- Problem statement -
Identify each line below containing the string "Fund" and copy it.
++++++++++++++++++++
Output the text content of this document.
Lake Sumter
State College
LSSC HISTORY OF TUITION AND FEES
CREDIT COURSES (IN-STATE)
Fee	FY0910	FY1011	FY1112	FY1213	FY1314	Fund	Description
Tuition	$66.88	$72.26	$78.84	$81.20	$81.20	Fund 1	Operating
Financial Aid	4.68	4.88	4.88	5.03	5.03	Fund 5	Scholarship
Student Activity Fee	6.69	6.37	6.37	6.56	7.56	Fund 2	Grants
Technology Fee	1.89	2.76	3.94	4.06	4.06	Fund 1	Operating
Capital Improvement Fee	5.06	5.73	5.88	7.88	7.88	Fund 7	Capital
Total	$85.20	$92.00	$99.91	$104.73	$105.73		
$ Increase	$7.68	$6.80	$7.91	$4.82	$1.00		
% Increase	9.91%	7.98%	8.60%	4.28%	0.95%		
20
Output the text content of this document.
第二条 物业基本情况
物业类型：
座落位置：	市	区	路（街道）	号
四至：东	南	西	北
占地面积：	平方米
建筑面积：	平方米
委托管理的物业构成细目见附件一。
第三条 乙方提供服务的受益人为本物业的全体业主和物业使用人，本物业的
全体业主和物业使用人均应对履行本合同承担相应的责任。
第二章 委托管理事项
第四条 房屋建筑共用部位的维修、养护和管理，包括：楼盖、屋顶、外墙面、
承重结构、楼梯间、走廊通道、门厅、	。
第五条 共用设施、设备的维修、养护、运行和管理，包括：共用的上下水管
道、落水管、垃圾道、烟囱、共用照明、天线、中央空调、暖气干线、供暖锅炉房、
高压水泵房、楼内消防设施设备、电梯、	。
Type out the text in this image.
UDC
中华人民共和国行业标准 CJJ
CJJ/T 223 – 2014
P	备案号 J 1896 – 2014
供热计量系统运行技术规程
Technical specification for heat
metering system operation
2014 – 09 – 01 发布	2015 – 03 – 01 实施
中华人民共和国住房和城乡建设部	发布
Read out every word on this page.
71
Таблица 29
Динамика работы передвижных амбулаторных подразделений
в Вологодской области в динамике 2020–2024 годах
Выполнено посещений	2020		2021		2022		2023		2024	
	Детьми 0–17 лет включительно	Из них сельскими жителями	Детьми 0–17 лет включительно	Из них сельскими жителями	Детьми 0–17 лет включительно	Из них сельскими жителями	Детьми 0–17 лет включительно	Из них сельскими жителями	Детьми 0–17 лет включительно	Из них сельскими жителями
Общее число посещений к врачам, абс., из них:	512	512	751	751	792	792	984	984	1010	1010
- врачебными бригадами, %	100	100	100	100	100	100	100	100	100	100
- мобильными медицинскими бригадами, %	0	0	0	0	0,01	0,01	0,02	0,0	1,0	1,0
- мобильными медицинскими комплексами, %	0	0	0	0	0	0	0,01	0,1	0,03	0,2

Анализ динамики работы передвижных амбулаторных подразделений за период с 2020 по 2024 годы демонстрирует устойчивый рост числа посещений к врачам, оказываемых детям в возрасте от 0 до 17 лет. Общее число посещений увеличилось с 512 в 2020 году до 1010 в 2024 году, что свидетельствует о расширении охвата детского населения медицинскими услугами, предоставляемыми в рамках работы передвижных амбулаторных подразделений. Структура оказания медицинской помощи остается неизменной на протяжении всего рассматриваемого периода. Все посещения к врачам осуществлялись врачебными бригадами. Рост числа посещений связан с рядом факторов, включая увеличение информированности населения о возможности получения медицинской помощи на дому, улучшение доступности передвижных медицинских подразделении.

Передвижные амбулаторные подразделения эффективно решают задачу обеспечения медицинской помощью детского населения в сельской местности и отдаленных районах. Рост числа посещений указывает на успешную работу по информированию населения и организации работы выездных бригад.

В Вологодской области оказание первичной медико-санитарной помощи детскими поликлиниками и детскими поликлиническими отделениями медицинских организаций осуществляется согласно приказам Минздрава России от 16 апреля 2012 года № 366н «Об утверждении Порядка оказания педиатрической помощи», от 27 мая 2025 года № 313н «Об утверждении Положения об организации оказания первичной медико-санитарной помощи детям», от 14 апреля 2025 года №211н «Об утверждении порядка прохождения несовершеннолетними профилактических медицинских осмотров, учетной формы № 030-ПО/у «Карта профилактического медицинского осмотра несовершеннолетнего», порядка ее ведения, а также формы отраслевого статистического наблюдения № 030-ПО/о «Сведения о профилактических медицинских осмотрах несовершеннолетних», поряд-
++++++++++++++++++++
- Result -
Fee	FY0910	FY1011	FY1112	FY1213	FY1314	Fund	Description
Tuition	$66.88	$72.26	$78.84	$81.20	$81.20	Fund 1	Operating
Financial Aid	4.68	4.88	4.88	5.03	5.03	Fund 5	Scholarship
Student Activity Fee	6.69	6.37	6.37	6.56	7.56	Fund 2	Grants
Technology Fee	1.89	2.76	3.94	4.06	4.06	Fund 1	Operating
Capital Improvement Fee	5.06	5.73	5.88	7.88	7.88	Fund 7	Capital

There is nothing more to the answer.